## Aim:
Go through the records and copy each line where the word "Attack" occurs.

Source data:
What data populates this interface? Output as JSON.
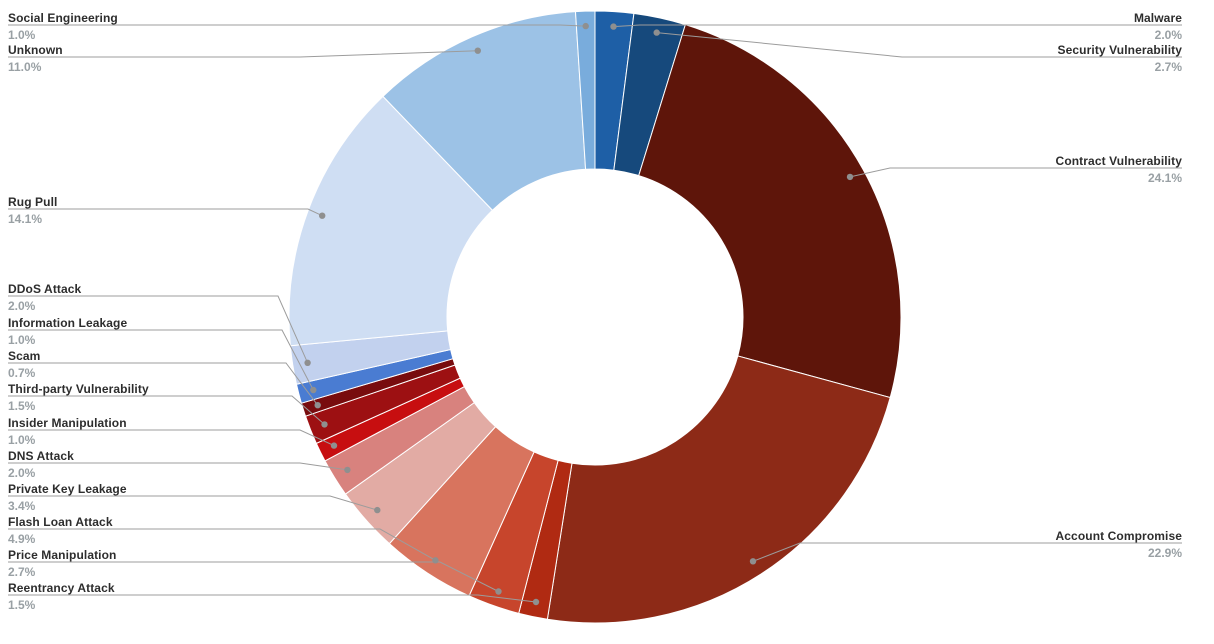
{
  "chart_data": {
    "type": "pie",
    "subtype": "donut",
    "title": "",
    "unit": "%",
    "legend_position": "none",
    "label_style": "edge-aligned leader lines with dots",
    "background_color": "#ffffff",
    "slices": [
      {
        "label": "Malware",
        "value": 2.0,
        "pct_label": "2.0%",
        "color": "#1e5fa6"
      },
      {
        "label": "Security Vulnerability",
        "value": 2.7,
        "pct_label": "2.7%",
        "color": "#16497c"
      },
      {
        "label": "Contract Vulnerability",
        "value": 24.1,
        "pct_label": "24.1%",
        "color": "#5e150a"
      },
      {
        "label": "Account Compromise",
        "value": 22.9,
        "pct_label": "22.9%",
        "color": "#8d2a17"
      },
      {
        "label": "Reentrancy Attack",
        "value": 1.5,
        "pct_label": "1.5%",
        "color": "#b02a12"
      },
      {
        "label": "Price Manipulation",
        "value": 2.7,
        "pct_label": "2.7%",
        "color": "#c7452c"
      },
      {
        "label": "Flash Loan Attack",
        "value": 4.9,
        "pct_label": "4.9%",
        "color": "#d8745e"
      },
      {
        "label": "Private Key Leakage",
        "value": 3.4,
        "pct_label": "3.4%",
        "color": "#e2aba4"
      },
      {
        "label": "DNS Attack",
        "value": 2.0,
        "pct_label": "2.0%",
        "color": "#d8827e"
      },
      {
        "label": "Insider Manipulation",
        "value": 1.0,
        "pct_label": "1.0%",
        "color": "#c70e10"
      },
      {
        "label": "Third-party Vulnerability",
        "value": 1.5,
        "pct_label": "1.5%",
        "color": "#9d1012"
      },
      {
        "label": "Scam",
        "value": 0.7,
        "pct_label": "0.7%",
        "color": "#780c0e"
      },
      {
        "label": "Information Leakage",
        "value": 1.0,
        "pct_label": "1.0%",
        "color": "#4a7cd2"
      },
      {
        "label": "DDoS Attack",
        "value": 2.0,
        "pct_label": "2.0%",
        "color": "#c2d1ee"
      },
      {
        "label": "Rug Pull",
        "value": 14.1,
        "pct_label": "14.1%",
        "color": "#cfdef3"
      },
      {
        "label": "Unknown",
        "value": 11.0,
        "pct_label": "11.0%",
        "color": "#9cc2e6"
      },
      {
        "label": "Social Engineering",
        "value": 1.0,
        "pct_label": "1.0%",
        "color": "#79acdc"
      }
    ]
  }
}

## Final result:
        "label": "Reentrancy Attack",
        "label": "Flash Loan Attack",
        "label": "DNS Attack",
        "label": "DDoS Attack",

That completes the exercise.